Problem to work on = Reproduce each of the lines word for word.

Lines of data
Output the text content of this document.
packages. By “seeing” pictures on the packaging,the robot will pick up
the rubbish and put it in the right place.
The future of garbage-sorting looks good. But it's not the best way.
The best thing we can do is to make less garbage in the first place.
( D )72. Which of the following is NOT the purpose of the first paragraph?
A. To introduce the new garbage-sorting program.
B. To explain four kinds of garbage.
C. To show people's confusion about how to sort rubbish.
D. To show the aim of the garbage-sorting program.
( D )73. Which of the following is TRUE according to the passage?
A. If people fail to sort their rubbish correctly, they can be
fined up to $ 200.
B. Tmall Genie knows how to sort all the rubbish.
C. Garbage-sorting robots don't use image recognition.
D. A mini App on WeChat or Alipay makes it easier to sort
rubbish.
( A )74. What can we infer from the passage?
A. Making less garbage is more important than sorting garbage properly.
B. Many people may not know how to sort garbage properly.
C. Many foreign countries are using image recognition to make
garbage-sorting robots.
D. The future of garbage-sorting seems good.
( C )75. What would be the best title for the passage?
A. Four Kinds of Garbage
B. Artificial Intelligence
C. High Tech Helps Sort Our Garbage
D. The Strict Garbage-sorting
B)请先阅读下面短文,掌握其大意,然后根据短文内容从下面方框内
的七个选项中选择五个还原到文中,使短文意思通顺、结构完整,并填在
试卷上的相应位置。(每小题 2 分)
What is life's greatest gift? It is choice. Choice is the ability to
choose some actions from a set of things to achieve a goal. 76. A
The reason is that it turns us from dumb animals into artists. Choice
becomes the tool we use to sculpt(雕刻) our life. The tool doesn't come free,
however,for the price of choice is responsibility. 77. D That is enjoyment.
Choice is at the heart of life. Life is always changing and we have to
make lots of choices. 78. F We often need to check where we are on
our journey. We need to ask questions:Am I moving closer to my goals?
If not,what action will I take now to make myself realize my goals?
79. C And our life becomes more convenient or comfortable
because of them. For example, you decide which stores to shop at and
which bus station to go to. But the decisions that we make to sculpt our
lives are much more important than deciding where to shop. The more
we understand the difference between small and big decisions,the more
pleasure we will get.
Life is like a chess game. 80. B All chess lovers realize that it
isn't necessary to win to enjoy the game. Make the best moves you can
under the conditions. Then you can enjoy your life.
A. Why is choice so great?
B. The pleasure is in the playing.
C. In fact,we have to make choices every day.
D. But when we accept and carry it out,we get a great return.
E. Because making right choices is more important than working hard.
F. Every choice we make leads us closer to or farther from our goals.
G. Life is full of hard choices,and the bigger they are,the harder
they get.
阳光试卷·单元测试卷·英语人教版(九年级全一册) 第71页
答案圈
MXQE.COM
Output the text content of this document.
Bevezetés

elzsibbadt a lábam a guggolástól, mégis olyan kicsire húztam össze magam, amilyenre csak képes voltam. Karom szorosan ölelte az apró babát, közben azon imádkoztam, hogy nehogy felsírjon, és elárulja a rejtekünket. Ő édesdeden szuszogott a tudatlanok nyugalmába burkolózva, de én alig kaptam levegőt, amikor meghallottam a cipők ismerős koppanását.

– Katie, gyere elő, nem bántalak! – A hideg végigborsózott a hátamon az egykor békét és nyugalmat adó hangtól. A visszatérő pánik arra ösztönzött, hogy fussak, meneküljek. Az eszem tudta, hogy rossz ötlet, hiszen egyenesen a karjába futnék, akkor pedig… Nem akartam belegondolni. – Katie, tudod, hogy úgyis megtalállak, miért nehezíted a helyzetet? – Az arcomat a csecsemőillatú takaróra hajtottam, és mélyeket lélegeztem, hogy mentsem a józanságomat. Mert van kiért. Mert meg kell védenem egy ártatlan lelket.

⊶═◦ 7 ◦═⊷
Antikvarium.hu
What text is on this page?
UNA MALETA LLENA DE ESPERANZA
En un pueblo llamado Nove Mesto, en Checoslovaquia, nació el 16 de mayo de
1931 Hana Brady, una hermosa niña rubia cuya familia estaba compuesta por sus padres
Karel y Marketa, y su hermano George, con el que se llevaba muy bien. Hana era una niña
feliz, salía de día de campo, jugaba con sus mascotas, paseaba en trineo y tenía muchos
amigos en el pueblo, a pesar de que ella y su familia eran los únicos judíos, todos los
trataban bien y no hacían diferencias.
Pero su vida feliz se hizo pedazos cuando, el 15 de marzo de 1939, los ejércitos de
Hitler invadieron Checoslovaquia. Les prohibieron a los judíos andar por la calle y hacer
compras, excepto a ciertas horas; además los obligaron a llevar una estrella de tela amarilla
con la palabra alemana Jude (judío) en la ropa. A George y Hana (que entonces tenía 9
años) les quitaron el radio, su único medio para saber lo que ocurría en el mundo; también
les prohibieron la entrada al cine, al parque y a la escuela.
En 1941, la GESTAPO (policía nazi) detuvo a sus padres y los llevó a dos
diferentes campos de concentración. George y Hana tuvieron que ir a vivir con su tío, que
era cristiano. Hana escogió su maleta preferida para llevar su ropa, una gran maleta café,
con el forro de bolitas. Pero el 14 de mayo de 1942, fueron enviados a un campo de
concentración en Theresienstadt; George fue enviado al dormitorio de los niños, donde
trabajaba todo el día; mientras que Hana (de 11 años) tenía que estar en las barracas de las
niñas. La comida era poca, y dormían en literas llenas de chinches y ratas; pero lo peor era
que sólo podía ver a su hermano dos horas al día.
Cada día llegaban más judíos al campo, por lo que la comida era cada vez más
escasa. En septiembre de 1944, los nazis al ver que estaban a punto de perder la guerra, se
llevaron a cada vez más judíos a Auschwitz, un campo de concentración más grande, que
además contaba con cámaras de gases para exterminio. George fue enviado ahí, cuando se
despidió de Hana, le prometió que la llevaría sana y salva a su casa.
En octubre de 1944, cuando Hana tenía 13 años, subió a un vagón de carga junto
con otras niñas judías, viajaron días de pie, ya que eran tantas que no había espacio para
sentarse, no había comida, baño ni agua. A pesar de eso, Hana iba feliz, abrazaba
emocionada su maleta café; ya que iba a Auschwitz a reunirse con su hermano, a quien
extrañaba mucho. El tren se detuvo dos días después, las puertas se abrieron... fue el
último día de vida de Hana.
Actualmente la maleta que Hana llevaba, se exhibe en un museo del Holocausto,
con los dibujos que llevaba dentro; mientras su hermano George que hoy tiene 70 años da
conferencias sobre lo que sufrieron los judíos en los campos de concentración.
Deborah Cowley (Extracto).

Solution to this exercise =
Output the text content of this document.
packages. By “seeing” pictures on the packaging,the robot will pick up
the rubbish and put it in the right place.
The future of garbage-sorting looks good. But it's not the best way.
The best thing we can do is to make less garbage in the first place.
( D )72. Which of the following is NOT the purpose of the first paragraph?
A. To introduce the new garbage-sorting program.
B. To explain four kinds of garbage.
C. To show people's confusion about how to sort rubbish.
D. To show the aim of the garbage-sorting program.
( D )73. Which of the following is TRUE according to the passage?
A. If people fail to sort their rubbish correctly, they can be
fined up to $ 200.
B. Tmall Genie knows how to sort all the rubbish.
C. Garbage-sorting robots don't use image recognition.
D. A mini App on WeChat or Alipay makes it easier to sort
rubbish.
( A )74. What can we infer from the passage?
A. Making less garbage is more important than sorting garbage properly.
B. Many people may not know how to sort garbage properly.
C. Many foreign countries are using image recognition to make
garbage-sorting robots.
D. The future of garbage-sorting seems good.
( C )75. What would be the best title for the passage?
A. Four Kinds of Garbage
B. Artificial Intelligence
C. High Tech Helps Sort Our Garbage
D. The Strict Garbage-sorting
B)请先阅读下面短文,掌握其大意,然后根据短文内容从下面方框内
的七个选项中选择五个还原到文中,使短文意思通顺、结构完整,并填在
试卷上的相应位置。(每小题 2 分)
What is life's greatest gift? It is choice. Choice is the ability to
choose some actions from a set of things to achieve a goal. 76. A
The reason is that it turns us from dumb animals into artists. Choice
becomes the tool we use to sculpt(雕刻) our life. The tool doesn't come free,
however,for the price of choice is responsibility. 77. D That is enjoyment.
Choice is at the heart of life. Life is always changing and we have to
make lots of choices. 78. F We often need to check where we are on
our journey. We need to ask questions:Am I moving closer to my goals?
If not,what action will I take now to make myself realize my goals?
79. C And our life becomes more convenient or comfortable
because of them. For example, you decide which stores to shop at and
which bus station to go to. But the decisions that we make to sculpt our
lives are much more important than deciding where to shop. The more
we understand the difference between small and big decisions,the more
pleasure we will get.
Life is like a chess game. 80. B All chess lovers realize that it
isn't necessary to win to enjoy the game. Make the best moves you can
under the conditions. Then you can enjoy your life.
A. Why is choice so great?
B. The pleasure is in the playing.
C. In fact,we have to make choices every day.
D. But when we accept and carry it out,we get a great return.
E. Because making right choices is more important than working hard.
F. Every choice we make leads us closer to or farther from our goals.
G. Life is full of hard choices,and the bigger they are,the harder
they get.
阳光试卷·单元测试卷·英语人教版(九年级全一册) 第71页
答案圈
MXQE.COM
Output the text content of this document.
Bevezetés

elzsibbadt a lábam a guggolástól, mégis olyan kicsire húztam össze magam, amilyenre csak képes voltam. Karom szorosan ölelte az apró babát, közben azon imádkoztam, hogy nehogy felsírjon, és elárulja a rejtekünket. Ő édesdeden szuszogott a tudatlanok nyugalmába burkolózva, de én alig kaptam levegőt, amikor meghallottam a cipők ismerős koppanását.

– Katie, gyere elő, nem bántalak! – A hideg végigborsózott a hátamon az egykor békét és nyugalmat adó hangtól. A visszatérő pánik arra ösztönzött, hogy fussak, meneküljek. Az eszem tudta, hogy rossz ötlet, hiszen egyenesen a karjába futnék, akkor pedig… Nem akartam belegondolni. – Katie, tudod, hogy úgyis megtalállak, miért nehezíted a helyzetet? – Az arcomat a csecsemőillatú takaróra hajtottam, és mélyeket lélegeztem, hogy mentsem a józanságomat. Mert van kiért. Mert meg kell védenem egy ártatlan lelket.

⊶═◦ 7 ◦═⊷
Antikvarium.hu
What text is on this page?
UNA MALETA LLENA DE ESPERANZA
En un pueblo llamado Nove Mesto, en Checoslovaquia, nació el 16 de mayo de
1931 Hana Brady, una hermosa niña rubia cuya familia estaba compuesta por sus padres
Karel y Marketa, y su hermano George, con el que se llevaba muy bien. Hana era una niña
feliz, salía de día de campo, jugaba con sus mascotas, paseaba en trineo y tenía muchos
amigos en el pueblo, a pesar de que ella y su familia eran los únicos judíos, todos los
trataban bien y no hacían diferencias.
Pero su vida feliz se hizo pedazos cuando, el 15 de marzo de 1939, los ejércitos de
Hitler invadieron Checoslovaquia. Les prohibieron a los judíos andar por la calle y hacer
compras, excepto a ciertas horas; además los obligaron a llevar una estrella de tela amarilla
con la palabra alemana Jude (judío) en la ropa. A George y Hana (que entonces tenía 9
años) les quitaron el radio, su único medio para saber lo que ocurría en el mundo; también
les prohibieron la entrada al cine, al parque y a la escuela.
En 1941, la GESTAPO (policía nazi) detuvo a sus padres y los llevó a dos
diferentes campos de concentración. George y Hana tuvieron que ir a vivir con su tío, que
era cristiano. Hana escogió su maleta preferida para llevar su ropa, una gran maleta café,
con el forro de bolitas. Pero el 14 de mayo de 1942, fueron enviados a un campo de
concentración en Theresienstadt; George fue enviado al dormitorio de los niños, donde
trabajaba todo el día; mientras que Hana (de 11 años) tenía que estar en las barracas de las
niñas. La comida era poca, y dormían en literas llenas de chinches y ratas; pero lo peor era
que sólo podía ver a su hermano dos horas al día.
Cada día llegaban más judíos al campo, por lo que la comida era cada vez más
escasa. En septiembre de 1944, los nazis al ver que estaban a punto de perder la guerra, se
llevaron a cada vez más judíos a Auschwitz, un campo de concentración más grande, que
además contaba con cámaras de gases para exterminio. George fue enviado ahí, cuando se
despidió de Hana, le prometió que la llevaría sana y salva a su casa.
En octubre de 1944, cuando Hana tenía 13 años, subió a un vagón de carga junto
con otras niñas judías, viajaron días de pie, ya que eran tantas que no había espacio para
sentarse, no había comida, baño ni agua. A pesar de eso, Hana iba feliz, abrazaba
emocionada su maleta café; ya que iba a Auschwitz a reunirse con su hermano, a quien
extrañaba mucho. El tren se detuvo dos días después, las puertas se abrieron... fue el
último día de vida de Hana.
Actualmente la maleta que Hana llevaba, se exhibe en un museo del Holocausto,
con los dibujos que llevaba dentro; mientras su hermano George que hoy tiene 70 años da
conferencias sobre lo que sufrieron los judíos en los campos de concentración.
Deborah Cowley (Extracto).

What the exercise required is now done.